Excerpts from a layout annotation set
^^^^

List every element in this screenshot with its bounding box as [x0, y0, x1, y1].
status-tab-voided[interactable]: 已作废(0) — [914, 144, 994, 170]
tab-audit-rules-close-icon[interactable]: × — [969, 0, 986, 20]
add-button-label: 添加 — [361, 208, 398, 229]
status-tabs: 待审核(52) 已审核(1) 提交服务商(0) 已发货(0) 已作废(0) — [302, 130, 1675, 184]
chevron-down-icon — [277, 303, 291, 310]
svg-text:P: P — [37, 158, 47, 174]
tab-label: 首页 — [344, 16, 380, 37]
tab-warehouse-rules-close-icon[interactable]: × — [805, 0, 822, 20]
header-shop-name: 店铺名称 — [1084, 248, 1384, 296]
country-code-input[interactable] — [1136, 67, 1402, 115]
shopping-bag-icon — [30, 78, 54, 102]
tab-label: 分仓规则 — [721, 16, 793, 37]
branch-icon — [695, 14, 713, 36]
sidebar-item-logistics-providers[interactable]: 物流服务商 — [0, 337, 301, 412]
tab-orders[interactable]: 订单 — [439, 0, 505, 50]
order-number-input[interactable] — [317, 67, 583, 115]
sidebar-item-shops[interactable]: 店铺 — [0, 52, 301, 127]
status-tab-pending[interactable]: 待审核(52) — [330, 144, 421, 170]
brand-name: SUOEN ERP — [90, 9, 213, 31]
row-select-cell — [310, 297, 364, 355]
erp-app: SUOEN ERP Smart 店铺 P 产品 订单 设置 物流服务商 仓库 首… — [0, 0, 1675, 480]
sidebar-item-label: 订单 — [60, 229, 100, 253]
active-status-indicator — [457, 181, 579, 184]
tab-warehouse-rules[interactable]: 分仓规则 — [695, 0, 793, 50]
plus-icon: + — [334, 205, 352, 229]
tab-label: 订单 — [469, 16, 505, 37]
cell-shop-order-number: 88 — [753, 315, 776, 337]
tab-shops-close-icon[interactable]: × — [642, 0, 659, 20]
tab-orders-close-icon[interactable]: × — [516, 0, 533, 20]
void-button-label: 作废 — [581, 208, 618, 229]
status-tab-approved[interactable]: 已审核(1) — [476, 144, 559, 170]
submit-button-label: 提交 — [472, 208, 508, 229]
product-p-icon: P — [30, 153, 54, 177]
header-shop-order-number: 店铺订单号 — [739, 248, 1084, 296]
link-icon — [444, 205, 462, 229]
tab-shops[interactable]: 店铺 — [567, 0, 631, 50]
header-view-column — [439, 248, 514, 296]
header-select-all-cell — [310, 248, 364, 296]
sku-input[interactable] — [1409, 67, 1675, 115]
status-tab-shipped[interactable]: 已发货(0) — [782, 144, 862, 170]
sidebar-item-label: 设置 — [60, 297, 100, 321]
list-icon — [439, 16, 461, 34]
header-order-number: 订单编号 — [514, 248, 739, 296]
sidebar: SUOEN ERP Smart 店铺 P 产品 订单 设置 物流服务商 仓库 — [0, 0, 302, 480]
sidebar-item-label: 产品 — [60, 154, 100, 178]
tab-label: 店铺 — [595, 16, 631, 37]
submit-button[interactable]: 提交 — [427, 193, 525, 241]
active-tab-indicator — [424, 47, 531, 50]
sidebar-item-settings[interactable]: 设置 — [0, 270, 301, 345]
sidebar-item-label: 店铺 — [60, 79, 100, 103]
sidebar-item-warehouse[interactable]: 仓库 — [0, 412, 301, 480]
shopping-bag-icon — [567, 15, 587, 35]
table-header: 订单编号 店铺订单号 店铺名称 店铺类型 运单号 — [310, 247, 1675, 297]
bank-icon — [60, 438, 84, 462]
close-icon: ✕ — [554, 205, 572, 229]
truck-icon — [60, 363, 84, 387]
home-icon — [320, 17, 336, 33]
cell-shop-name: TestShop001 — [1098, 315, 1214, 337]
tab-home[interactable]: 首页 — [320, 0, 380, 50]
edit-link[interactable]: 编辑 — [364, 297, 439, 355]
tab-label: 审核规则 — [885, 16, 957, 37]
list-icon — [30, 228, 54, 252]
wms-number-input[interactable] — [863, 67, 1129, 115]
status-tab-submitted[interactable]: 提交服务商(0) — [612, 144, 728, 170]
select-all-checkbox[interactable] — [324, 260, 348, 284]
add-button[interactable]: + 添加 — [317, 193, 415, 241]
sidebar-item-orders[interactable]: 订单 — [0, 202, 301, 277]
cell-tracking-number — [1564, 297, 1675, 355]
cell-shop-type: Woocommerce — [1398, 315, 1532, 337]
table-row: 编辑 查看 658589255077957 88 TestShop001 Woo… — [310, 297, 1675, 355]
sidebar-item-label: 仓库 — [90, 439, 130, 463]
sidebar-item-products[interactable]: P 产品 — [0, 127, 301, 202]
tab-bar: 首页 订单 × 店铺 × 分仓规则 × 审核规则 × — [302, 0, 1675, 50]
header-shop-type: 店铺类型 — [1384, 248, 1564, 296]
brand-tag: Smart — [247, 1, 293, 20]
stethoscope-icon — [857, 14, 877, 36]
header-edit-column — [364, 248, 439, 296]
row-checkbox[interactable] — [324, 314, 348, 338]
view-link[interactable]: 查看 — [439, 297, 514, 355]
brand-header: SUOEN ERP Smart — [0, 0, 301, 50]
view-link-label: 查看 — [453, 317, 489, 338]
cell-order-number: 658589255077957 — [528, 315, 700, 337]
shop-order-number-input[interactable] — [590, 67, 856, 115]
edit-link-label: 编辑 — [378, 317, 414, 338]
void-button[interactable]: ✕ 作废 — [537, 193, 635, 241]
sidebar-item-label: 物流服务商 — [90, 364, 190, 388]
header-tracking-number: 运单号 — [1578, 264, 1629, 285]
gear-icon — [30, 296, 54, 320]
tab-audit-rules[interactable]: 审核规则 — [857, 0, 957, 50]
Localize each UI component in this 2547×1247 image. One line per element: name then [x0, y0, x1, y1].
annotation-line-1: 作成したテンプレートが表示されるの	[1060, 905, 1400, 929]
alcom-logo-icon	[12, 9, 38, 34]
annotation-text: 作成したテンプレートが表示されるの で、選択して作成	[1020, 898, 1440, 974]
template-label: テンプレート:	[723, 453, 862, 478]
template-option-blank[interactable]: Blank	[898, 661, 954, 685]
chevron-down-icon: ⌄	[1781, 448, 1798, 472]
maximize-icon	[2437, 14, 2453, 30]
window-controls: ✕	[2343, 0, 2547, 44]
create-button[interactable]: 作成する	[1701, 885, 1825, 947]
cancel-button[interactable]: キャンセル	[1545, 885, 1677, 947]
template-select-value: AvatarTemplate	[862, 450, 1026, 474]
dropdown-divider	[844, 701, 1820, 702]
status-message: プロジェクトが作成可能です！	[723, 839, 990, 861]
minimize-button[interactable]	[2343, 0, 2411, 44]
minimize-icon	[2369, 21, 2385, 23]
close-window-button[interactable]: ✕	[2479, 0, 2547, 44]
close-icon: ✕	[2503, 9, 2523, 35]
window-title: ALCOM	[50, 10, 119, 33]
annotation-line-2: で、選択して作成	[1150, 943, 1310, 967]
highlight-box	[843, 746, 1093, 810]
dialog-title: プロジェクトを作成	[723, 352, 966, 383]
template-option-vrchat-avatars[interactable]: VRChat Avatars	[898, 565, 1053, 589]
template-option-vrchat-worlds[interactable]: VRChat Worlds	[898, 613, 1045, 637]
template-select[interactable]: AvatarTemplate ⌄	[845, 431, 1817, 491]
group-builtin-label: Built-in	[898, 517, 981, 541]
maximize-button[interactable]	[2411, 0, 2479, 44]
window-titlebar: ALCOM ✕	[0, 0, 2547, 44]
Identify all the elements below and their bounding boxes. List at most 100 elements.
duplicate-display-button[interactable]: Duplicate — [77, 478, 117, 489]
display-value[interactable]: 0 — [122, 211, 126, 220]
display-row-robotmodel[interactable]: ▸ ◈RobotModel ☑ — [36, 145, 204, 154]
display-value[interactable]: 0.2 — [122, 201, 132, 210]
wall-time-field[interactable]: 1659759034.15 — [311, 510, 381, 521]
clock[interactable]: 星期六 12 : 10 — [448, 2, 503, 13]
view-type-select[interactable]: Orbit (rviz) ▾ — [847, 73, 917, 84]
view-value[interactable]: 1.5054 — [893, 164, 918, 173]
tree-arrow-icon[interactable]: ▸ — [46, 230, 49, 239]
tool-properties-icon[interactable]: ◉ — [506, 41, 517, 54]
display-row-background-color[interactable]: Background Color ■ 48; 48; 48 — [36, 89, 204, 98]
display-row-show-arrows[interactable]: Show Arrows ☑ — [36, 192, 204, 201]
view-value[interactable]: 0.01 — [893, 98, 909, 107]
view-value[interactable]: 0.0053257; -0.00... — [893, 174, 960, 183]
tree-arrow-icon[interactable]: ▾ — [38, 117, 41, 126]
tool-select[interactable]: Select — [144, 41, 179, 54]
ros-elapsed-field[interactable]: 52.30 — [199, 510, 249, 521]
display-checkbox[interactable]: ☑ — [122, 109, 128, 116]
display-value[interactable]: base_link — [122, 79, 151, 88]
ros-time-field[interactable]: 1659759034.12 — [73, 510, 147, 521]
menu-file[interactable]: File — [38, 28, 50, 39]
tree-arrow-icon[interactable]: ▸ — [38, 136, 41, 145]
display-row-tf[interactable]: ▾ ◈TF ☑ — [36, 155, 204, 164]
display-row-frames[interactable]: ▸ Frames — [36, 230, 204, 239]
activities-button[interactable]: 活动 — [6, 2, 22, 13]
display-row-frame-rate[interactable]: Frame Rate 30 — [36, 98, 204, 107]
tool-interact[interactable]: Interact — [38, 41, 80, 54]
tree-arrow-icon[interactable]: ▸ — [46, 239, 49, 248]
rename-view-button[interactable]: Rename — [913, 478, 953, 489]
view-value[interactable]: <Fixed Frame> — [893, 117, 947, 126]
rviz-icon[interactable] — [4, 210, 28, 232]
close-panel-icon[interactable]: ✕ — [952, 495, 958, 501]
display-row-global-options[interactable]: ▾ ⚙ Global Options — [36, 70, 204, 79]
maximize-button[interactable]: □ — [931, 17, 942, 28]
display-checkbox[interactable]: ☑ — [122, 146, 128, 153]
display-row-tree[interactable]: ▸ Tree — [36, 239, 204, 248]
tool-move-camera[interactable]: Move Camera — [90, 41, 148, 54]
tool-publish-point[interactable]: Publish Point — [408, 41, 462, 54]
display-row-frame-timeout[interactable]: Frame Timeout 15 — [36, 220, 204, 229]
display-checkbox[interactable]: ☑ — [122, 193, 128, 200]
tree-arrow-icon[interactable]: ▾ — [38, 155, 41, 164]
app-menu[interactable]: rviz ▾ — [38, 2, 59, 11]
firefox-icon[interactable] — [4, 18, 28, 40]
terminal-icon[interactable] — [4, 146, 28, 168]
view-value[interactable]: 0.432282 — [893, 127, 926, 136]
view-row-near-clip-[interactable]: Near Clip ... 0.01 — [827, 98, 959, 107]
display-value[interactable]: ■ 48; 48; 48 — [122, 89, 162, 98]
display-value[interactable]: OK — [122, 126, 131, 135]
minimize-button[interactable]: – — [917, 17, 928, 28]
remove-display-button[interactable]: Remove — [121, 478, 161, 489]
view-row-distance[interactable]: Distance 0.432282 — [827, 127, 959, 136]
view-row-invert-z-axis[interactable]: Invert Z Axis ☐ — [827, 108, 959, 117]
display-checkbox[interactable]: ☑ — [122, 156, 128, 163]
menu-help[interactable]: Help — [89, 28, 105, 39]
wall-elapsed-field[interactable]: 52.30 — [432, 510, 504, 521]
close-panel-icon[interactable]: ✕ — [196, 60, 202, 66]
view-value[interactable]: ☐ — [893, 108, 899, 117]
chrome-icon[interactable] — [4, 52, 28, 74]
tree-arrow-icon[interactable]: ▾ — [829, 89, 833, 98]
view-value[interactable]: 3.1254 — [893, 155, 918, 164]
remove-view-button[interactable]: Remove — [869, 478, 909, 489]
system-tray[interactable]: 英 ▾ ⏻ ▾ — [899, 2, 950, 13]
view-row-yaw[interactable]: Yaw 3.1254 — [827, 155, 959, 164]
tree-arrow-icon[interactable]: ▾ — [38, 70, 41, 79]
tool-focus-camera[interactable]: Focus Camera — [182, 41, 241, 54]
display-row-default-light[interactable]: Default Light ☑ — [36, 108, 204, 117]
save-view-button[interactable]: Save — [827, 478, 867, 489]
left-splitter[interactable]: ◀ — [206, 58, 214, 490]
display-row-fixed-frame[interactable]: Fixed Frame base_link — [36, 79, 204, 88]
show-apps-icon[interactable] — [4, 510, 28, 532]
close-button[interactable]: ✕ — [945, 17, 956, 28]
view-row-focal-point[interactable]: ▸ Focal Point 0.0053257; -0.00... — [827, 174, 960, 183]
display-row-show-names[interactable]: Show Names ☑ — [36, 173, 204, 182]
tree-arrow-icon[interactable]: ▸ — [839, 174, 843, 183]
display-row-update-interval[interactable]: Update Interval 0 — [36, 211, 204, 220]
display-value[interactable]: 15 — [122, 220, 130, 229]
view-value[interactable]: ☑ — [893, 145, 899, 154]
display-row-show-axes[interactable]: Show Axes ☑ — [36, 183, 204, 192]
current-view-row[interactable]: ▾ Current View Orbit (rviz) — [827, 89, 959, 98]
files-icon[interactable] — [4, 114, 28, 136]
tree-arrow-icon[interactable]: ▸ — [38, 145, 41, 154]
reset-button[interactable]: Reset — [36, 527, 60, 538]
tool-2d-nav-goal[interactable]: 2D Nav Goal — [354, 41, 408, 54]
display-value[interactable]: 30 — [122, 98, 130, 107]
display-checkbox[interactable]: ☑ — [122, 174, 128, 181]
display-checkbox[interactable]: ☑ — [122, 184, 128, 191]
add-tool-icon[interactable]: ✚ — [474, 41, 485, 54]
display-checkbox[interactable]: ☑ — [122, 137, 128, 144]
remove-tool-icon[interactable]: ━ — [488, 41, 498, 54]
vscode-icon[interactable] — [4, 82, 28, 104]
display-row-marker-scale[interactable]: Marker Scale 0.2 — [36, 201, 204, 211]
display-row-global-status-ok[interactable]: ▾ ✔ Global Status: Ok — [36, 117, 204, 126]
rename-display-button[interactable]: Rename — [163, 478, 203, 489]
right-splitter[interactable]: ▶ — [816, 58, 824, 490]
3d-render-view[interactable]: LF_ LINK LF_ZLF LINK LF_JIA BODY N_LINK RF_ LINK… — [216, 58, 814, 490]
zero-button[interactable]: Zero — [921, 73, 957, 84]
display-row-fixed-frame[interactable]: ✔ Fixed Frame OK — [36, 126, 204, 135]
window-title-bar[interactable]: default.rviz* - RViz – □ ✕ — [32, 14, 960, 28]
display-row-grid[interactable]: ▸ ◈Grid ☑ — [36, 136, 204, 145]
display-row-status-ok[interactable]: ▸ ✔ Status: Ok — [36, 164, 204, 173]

^^^^

## TASK REQUIREMENTS
Reproduce the entries word for word, from the start of the entries through the line that contains "cell-shop-order-number: 88 —", including both ends.

## WRITTEN RESPONSE
List every element in this screenshot with its bounding box as [x0, y0, x1, y1].
status-tab-voided[interactable]: 已作废(0) — [914, 144, 994, 170]
tab-audit-rules-close-icon[interactable]: × — [969, 0, 986, 20]
add-button-label: 添加 — [361, 208, 398, 229]
status-tabs: 待审核(52) 已审核(1) 提交服务商(0) 已发货(0) 已作废(0) — [302, 130, 1675, 184]
chevron-down-icon — [277, 303, 291, 310]
svg-text:P: P — [37, 158, 47, 174]
tab-label: 首页 — [344, 16, 380, 37]
tab-warehouse-rules-close-icon[interactable]: × — [805, 0, 822, 20]
header-shop-name: 店铺名称 — [1084, 248, 1384, 296]
country-code-input[interactable] — [1136, 67, 1402, 115]
shopping-bag-icon — [30, 78, 54, 102]
tab-label: 分仓规则 — [721, 16, 793, 37]
branch-icon — [695, 14, 713, 36]
sidebar-item-logistics-providers[interactable]: 物流服务商 — [0, 337, 301, 412]
tab-orders[interactable]: 订单 — [439, 0, 505, 50]
order-number-input[interactable] — [317, 67, 583, 115]
sidebar-item-shops[interactable]: 店铺 — [0, 52, 301, 127]
status-tab-pending[interactable]: 待审核(52) — [330, 144, 421, 170]
brand-name: SUOEN ERP — [90, 9, 213, 31]
row-select-cell — [310, 297, 364, 355]
erp-app: SUOEN ERP Smart 店铺 P 产品 订单 设置 物流服务商 仓库 首… — [0, 0, 1675, 480]
sidebar-item-label: 订单 — [60, 229, 100, 253]
active-status-indicator — [457, 181, 579, 184]
tab-warehouse-rules[interactable]: 分仓规则 — [695, 0, 793, 50]
plus-icon: + — [334, 205, 352, 229]
tab-label: 订单 — [469, 16, 505, 37]
cell-shop-order-number: 88 — [753, 315, 776, 337]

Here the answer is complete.